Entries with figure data
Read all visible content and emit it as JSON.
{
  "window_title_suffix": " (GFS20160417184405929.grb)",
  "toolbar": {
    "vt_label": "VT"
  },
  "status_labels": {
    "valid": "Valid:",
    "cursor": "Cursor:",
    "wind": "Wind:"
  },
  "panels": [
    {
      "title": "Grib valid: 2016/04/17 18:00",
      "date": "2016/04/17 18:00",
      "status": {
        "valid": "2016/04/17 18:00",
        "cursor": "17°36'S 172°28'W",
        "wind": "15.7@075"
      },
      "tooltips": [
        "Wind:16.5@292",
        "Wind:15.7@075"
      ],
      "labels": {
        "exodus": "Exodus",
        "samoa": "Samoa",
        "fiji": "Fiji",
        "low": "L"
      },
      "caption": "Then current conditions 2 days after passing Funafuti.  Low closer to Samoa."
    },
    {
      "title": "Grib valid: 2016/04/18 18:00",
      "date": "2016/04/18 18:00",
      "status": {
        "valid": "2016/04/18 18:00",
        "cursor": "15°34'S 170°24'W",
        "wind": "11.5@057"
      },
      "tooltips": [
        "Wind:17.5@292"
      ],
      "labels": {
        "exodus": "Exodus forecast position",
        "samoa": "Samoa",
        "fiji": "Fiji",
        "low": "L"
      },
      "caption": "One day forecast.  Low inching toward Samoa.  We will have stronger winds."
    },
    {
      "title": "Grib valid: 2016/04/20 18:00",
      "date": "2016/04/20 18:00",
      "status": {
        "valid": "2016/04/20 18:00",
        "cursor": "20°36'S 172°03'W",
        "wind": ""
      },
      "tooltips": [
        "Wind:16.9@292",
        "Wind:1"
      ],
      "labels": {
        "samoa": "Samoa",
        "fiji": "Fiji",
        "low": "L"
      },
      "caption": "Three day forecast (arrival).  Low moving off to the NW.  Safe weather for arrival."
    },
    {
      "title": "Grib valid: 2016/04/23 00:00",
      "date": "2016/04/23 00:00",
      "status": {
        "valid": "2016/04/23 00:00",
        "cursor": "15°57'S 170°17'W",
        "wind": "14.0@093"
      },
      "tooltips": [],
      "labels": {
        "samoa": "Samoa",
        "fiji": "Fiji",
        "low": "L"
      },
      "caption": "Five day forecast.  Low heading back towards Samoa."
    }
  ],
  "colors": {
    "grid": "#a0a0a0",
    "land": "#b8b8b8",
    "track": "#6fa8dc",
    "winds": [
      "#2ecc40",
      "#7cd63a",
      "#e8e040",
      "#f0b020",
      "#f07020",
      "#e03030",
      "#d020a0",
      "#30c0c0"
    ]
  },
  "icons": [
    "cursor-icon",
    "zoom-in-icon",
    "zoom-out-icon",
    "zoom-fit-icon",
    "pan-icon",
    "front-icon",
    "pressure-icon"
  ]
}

### Task objective
Go through the entries above and pull out each line with "exodus" in it.

### The solution
        "exodus": "Exodus",
        "exodus": "Exodus forecast position",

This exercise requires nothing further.